Given exercise:
Count how many lines of the material below have the word "title" and give only the number.

Exercise materials:
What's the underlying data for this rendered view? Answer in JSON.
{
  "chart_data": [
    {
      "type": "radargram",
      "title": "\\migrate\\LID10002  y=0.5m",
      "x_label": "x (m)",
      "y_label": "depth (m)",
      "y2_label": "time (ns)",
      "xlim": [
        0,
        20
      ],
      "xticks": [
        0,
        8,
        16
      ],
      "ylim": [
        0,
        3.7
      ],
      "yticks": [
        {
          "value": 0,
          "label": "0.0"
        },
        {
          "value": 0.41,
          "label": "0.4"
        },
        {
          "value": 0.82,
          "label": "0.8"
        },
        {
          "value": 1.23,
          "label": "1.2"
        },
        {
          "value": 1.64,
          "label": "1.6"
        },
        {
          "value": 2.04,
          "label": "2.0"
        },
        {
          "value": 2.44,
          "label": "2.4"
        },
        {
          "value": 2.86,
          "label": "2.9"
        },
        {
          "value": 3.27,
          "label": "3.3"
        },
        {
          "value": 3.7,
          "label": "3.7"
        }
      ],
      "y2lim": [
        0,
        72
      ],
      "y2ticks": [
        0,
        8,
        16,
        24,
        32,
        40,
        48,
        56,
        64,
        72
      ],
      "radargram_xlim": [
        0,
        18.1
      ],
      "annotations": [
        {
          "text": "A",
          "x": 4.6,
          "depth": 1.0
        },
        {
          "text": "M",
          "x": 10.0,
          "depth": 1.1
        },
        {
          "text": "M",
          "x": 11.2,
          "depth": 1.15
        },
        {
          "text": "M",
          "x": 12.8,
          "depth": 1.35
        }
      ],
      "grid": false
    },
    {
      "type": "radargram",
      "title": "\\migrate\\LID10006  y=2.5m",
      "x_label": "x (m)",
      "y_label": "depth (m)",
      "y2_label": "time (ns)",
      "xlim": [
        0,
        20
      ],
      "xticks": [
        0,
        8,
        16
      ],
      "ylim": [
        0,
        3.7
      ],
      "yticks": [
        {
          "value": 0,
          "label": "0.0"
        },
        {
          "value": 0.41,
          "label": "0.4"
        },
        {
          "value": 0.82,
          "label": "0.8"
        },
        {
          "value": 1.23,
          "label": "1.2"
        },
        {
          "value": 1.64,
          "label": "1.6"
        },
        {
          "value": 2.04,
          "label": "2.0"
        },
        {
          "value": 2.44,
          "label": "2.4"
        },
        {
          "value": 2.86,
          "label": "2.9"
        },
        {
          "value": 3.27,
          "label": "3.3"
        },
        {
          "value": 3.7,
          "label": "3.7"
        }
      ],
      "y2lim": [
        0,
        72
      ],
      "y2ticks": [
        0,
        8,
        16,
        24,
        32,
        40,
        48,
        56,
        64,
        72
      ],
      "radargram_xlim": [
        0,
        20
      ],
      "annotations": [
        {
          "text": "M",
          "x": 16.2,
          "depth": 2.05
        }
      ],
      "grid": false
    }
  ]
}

Output for this exercise:
2